> **Record excerpts**
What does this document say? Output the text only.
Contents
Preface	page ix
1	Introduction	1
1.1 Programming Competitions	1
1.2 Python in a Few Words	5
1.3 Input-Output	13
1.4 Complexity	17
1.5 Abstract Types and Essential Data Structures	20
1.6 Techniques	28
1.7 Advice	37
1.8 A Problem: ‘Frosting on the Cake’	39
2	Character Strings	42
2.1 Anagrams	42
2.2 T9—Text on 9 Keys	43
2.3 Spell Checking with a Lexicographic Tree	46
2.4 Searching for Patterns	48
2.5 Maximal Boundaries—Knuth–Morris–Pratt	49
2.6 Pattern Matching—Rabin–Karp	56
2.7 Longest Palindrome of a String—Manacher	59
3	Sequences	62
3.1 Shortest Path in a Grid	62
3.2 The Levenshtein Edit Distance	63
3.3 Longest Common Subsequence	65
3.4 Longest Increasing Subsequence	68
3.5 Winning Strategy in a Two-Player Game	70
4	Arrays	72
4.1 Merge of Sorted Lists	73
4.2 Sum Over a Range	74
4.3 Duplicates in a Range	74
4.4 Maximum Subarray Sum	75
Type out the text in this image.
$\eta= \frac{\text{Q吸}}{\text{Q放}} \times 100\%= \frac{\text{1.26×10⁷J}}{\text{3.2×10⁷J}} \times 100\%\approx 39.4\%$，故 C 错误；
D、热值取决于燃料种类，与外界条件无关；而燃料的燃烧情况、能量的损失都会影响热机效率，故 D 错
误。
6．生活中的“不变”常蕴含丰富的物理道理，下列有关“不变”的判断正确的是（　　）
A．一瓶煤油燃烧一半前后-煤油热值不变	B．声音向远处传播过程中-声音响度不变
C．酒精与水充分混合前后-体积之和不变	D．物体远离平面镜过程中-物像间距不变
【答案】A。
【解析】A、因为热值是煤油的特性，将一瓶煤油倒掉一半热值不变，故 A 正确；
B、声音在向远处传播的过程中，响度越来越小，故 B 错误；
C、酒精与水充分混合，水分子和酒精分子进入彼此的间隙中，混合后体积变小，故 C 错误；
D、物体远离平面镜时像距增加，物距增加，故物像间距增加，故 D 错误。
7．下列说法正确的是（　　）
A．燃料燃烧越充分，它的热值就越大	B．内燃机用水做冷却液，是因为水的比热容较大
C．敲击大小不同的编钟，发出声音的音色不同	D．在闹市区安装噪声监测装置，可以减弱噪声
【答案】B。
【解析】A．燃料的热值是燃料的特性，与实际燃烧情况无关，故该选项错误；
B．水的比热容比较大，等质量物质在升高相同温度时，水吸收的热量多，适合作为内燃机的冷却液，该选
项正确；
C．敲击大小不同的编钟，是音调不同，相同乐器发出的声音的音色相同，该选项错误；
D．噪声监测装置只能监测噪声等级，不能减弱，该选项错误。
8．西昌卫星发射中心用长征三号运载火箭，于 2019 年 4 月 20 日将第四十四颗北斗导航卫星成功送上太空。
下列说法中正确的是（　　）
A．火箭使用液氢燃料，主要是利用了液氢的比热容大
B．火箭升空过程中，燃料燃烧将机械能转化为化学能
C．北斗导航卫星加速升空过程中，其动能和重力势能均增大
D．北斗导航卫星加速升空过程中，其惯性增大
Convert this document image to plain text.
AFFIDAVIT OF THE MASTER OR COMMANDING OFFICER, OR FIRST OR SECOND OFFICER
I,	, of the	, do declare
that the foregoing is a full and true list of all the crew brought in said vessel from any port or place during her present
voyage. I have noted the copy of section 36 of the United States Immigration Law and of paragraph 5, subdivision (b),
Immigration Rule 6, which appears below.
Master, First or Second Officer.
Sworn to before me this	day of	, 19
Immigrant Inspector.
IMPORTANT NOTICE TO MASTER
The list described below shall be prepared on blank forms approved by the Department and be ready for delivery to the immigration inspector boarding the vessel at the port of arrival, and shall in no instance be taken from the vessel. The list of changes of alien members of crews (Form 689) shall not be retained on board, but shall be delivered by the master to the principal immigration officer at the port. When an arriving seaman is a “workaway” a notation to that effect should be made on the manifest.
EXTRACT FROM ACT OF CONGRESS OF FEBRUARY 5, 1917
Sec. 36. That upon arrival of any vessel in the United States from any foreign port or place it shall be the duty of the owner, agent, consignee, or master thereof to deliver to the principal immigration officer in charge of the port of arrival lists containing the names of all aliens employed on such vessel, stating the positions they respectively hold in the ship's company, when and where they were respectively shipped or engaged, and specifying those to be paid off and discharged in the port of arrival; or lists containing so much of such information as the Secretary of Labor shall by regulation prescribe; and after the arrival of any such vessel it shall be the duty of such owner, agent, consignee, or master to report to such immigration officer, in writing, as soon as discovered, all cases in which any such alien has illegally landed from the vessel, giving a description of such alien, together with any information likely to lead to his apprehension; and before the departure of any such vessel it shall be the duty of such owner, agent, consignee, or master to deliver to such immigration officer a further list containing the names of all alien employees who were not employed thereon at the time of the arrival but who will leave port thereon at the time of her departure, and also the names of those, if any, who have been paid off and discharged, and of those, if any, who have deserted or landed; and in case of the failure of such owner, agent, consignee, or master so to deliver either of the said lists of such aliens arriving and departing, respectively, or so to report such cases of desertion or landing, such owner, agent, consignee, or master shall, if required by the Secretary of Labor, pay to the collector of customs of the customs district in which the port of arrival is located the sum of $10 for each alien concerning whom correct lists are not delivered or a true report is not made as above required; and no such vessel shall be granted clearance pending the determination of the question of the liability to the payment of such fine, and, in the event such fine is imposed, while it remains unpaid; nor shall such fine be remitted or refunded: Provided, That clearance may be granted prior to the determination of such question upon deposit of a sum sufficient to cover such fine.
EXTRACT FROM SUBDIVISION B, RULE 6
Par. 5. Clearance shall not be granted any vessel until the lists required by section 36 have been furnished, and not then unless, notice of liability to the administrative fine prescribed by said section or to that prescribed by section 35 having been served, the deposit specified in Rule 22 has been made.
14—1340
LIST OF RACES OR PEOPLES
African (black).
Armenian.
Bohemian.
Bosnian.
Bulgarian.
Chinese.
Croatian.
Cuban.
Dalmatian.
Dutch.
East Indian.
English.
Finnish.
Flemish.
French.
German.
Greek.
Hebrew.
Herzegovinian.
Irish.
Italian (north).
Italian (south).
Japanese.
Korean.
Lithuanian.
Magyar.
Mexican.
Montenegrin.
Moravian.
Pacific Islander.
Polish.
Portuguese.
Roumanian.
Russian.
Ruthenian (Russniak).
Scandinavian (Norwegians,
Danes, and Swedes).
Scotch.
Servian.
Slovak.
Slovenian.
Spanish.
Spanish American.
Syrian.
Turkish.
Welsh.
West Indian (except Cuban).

> **Objective**
Make a tally of the lines in this data that include the string "Subsequence", and answer with that tally alone.

> **The answer**
2